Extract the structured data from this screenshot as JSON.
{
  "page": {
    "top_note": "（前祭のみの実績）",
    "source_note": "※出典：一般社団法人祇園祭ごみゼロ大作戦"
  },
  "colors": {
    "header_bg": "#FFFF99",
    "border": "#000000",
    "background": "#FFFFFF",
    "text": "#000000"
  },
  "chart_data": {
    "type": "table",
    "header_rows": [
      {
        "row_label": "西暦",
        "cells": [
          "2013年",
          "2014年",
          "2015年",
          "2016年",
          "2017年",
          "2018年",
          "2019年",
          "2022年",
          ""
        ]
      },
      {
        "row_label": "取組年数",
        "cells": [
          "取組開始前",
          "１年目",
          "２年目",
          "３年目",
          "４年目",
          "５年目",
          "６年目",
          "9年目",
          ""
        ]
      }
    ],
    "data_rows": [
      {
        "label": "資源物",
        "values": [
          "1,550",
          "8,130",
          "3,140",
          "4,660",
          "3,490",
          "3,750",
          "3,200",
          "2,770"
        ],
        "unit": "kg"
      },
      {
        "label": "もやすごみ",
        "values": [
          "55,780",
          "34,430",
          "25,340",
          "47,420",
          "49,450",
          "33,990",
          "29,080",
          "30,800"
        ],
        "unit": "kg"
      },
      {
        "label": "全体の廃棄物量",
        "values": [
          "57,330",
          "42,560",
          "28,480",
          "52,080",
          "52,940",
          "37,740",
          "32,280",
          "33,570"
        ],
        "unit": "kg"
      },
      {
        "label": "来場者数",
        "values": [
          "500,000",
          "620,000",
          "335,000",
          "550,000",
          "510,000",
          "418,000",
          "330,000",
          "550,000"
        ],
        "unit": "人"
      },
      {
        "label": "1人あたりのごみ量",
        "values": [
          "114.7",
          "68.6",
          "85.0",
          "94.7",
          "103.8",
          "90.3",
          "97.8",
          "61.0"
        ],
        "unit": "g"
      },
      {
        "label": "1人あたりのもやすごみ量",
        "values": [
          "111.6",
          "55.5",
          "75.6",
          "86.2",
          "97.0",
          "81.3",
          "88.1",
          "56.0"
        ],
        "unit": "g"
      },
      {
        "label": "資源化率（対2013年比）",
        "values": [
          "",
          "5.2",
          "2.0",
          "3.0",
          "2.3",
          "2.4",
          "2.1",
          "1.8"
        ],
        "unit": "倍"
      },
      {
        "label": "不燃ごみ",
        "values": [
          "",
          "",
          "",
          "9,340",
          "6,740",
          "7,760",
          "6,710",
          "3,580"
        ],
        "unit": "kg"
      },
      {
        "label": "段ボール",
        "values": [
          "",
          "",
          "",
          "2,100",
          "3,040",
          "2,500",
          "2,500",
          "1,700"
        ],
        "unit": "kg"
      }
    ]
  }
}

__________________________________________________

▶ **PROBLEM STATEMENT**: Your task is to repeat the data exactly; please include every line.

▶ **FINAL RESULT**:
Extract the structured data from this screenshot as JSON.
{
  "page": {
    "top_note": "（前祭のみの実績）",
    "source_note": "※出典：一般社団法人祇園祭ごみゼロ大作戦"
  },
  "colors": {
    "header_bg": "#FFFF99",
    "border": "#000000",
    "background": "#FFFFFF",
    "text": "#000000"
  },
  "chart_data": {
    "type": "table",
    "header_rows": [
      {
        "row_label": "西暦",
        "cells": [
          "2013年",
          "2014年",
          "2015年",
          "2016年",
          "2017年",
          "2018年",
          "2019年",
          "2022年",
          ""
        ]
      },
      {
        "row_label": "取組年数",
        "cells": [
          "取組開始前",
          "１年目",
          "２年目",
          "３年目",
          "４年目",
          "５年目",
          "６年目",
          "9年目",
          ""
        ]
      }
    ],
    "data_rows": [
      {
        "label": "資源物",
        "values": [
          "1,550",
          "8,130",
          "3,140",
          "4,660",
          "3,490",
          "3,750",
          "3,200",
          "2,770"
        ],
        "unit": "kg"
      },
      {
        "label": "もやすごみ",
        "values": [
          "55,780",
          "34,430",
          "25,340",
          "47,420",
          "49,450",
          "33,990",
          "29,080",
          "30,800"
        ],
        "unit": "kg"
      },
      {
        "label": "全体の廃棄物量",
        "values": [
          "57,330",
          "42,560",
          "28,480",
          "52,080",
          "52,940",
          "37,740",
          "32,280",
          "33,570"
        ],
        "unit": "kg"
      },
      {
        "label": "来場者数",
        "values": [
          "500,000",
          "620,000",
          "335,000",
          "550,000",
          "510,000",
          "418,000",
          "330,000",
          "550,000"
        ],
        "unit": "人"
      },
      {
        "label": "1人あたりのごみ量",
        "values": [
          "114.7",
          "68.6",
          "85.0",
          "94.7",
          "103.8",
          "90.3",
          "97.8",
          "61.0"
        ],
        "unit": "g"
      },
      {
        "label": "1人あたりのもやすごみ量",
        "values": [
          "111.6",
          "55.5",
          "75.6",
          "86.2",
          "97.0",
          "81.3",
          "88.1",
          "56.0"
        ],
        "unit": "g"
      },
      {
        "label": "資源化率（対2013年比）",
        "values": [
          "",
          "5.2",
          "2.0",
          "3.0",
          "2.3",
          "2.4",
          "2.1",
          "1.8"
        ],
        "unit": "倍"
      },
      {
        "label": "不燃ごみ",
        "values": [
          "",
          "",
          "",
          "9,340",
          "6,740",
          "7,760",
          "6,710",
          "3,580"
        ],
        "unit": "kg"
      },
      {
        "label": "段ボール",
        "values": [
          "",
          "",
          "",
          "2,100",
          "3,040",
          "2,500",
          "2,500",
          "1,700"
        ],
        "unit": "kg"
      }
    ]
  }
}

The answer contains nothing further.